AIM:
Do not copy the pictures; transcribe all other material exactly.

** START SUPPLIED MATERIAL **

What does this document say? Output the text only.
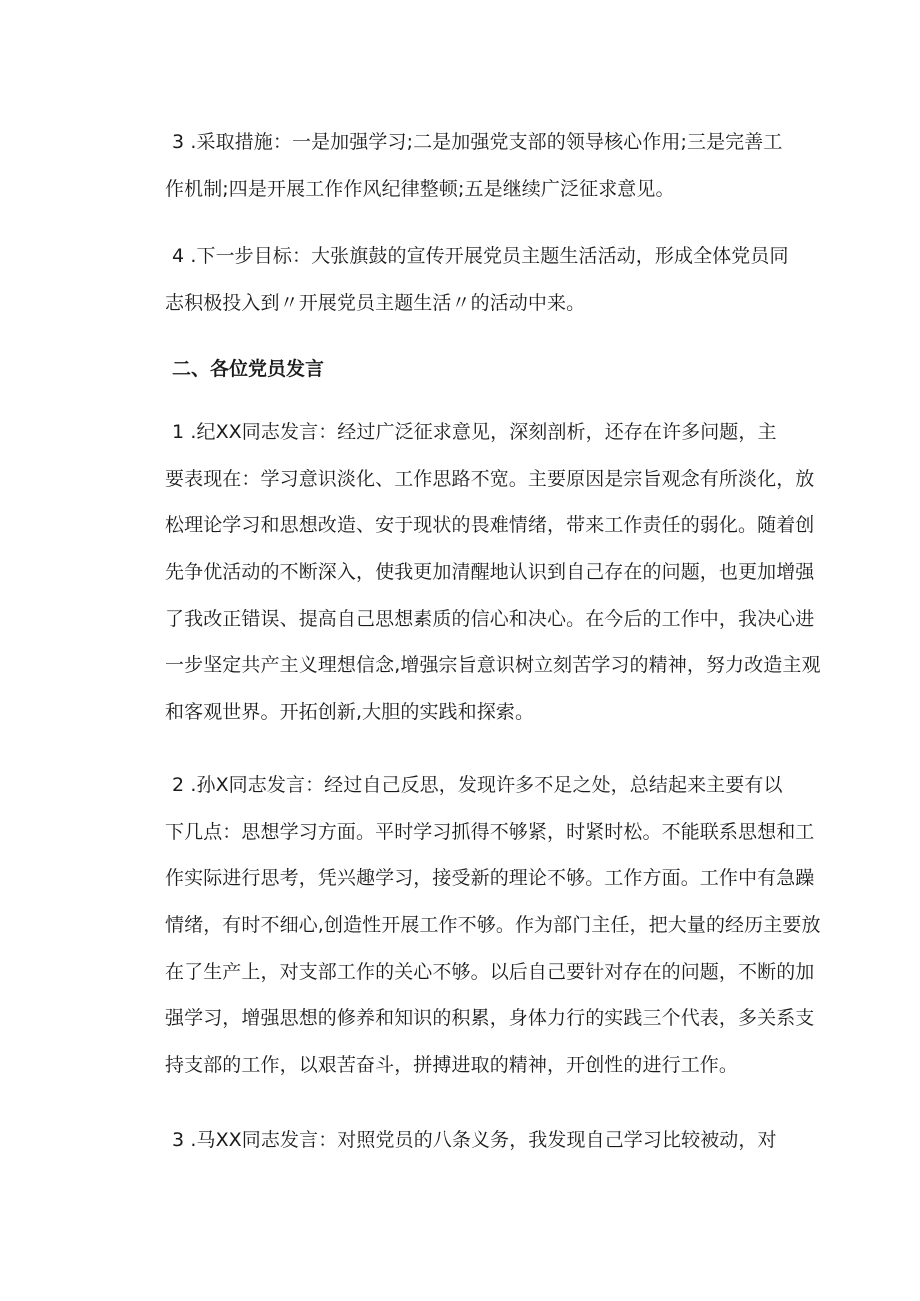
3 .采取措施：一是加强学习;二是加强党支部的领导核心作用;三是完善工
作机制;四是开展工作作风纪律整顿;五是继续广泛征求意见。
4 .下一步目标：大张旗鼓的宣传开展党员主题生活活动，形成全体党员同
志积极投入到〃开展党员主题生活〃的活动中来。
二、各位党员发言
1 .纪XX同志发言：经过广泛征求意见，深刻剖析，还存在许多问题，主
要表现在：学习意识淡化、工作思路不宽。主要原因是宗旨观念有所淡化，放
松理论学习和思想改造、安于现状的畏难情绪，带来工作责任的弱化。随着创
先争优活动的不断深入，使我更加清醒地认识到自己存在的问题，也更加增强
了我改正错误、提高自己思想素质的信心和决心。在今后的工作中，我决心进
一步坚定共产主义理想信念,增强宗旨意识树立刻苦学习的精神，努力改造主观
和客观世界。开拓创新,大胆的实践和探索。
2 .孙X同志发言：经过自己反思，发现许多不足之处，总结起来主要有以
下几点：思想学习方面。平时学习抓得不够紧，时紧时松。不能联系思想和工
作实际进行思考，凭兴趣学习，接受新的理论不够。工作方面。工作中有急躁
情绪，有时不细心,创造性开展工作不够。作为部门主任，把大量的经历主要放
在了生产上，对支部工作的关心不够。以后自己要针对存在的问题，不断的加
强学习，增强思想的修养和知识的积累，身体力行的实践三个代表，多关系支
持支部的工作，以艰苦奋斗，拼搏进取的精神，开创性的进行工作。
3 .马XX同志发言：对照党员的八条义务，我发现自己学习比较被动，对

** END SUPPLIED MATERIAL **

TASK ANSWER:
What does this document say? Output the text only.
3 .采取措施：一是加强学习;二是加强党支部的领导核心作用;三是完善工
作机制;四是开展工作作风纪律整顿;五是继续广泛征求意见。
4 .下一步目标：大张旗鼓的宣传开展党员主题生活活动，形成全体党员同
志积极投入到〃开展党员主题生活〃的活动中来。
二、各位党员发言
1 .纪XX同志发言：经过广泛征求意见，深刻剖析，还存在许多问题，主
要表现在：学习意识淡化、工作思路不宽。主要原因是宗旨观念有所淡化，放
松理论学习和思想改造、安于现状的畏难情绪，带来工作责任的弱化。随着创
先争优活动的不断深入，使我更加清醒地认识到自己存在的问题，也更加增强
了我改正错误、提高自己思想素质的信心和决心。在今后的工作中，我决心进
一步坚定共产主义理想信念,增强宗旨意识树立刻苦学习的精神，努力改造主观
和客观世界。开拓创新,大胆的实践和探索。
2 .孙X同志发言：经过自己反思，发现许多不足之处，总结起来主要有以
下几点：思想学习方面。平时学习抓得不够紧，时紧时松。不能联系思想和工
作实际进行思考，凭兴趣学习，接受新的理论不够。工作方面。工作中有急躁
情绪，有时不细心,创造性开展工作不够。作为部门主任，把大量的经历主要放
在了生产上，对支部工作的关心不够。以后自己要针对存在的问题，不断的加
强学习，增强思想的修养和知识的积累，身体力行的实践三个代表，多关系支
持支部的工作，以艰苦奋斗，拼搏进取的精神，开创性的进行工作。
3 .马XX同志发言：对照党员的八条义务，我发现自己学习比较被动，对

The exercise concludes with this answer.